╔══

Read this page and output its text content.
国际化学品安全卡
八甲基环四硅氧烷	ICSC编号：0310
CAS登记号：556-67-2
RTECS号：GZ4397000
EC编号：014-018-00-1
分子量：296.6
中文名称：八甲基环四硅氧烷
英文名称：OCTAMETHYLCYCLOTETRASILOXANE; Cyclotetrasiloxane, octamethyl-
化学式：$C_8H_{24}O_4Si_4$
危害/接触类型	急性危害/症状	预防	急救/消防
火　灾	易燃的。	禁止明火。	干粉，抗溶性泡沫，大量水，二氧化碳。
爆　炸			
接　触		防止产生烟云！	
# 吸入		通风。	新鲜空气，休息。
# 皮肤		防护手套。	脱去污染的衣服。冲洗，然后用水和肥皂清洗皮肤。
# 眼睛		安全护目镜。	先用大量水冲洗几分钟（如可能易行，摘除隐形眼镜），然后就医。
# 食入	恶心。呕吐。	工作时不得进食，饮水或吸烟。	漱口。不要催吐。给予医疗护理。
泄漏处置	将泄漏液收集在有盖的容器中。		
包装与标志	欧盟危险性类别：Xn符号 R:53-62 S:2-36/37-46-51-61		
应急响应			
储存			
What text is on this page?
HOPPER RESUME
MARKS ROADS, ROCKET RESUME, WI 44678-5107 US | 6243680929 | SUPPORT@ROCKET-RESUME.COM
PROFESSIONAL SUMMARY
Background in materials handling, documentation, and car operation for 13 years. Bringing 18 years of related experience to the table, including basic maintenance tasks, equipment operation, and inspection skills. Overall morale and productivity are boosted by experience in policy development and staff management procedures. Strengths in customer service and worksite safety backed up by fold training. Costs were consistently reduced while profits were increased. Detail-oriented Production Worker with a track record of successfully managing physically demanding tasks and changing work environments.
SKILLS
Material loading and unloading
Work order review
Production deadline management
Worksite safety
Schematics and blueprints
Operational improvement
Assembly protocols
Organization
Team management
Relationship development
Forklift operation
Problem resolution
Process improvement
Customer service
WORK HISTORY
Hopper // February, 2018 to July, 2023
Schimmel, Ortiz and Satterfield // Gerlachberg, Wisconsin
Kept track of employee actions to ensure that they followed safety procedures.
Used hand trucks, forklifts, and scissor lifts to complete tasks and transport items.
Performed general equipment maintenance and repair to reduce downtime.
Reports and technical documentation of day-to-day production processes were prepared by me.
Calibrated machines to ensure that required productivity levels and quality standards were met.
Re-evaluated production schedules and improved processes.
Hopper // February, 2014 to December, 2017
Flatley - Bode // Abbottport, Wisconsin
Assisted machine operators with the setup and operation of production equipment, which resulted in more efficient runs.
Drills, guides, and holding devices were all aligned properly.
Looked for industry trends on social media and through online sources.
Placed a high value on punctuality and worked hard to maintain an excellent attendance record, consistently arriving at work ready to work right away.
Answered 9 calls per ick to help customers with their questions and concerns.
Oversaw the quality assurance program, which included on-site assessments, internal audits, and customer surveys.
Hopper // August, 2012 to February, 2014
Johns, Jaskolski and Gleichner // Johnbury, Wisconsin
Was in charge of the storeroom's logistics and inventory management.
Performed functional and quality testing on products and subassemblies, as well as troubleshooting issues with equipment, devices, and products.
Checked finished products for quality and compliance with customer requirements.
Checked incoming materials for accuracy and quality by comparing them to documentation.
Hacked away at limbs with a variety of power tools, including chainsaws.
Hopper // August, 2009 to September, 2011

╚══

Check each line of the entries above, and show every one holding the word "maintenance".

## RESPONSE TO THIS TASK
Background in materials handling, documentation, and car operation for 13 years. Bringing 18 years of related experience to the table, including basic maintenance tasks, equipment operation, and inspection skills. Overall morale and productivity are boosted by experience in policy development and staff management procedures. Strengths in customer service and worksite safety backed up by fold training. Costs were consistently reduced while profits were increased. Detail-oriented Production Worker with a track record of successfully managing physically demanding tasks and changing work environments.
Performed general equipment maintenance and repair to reduce downtime.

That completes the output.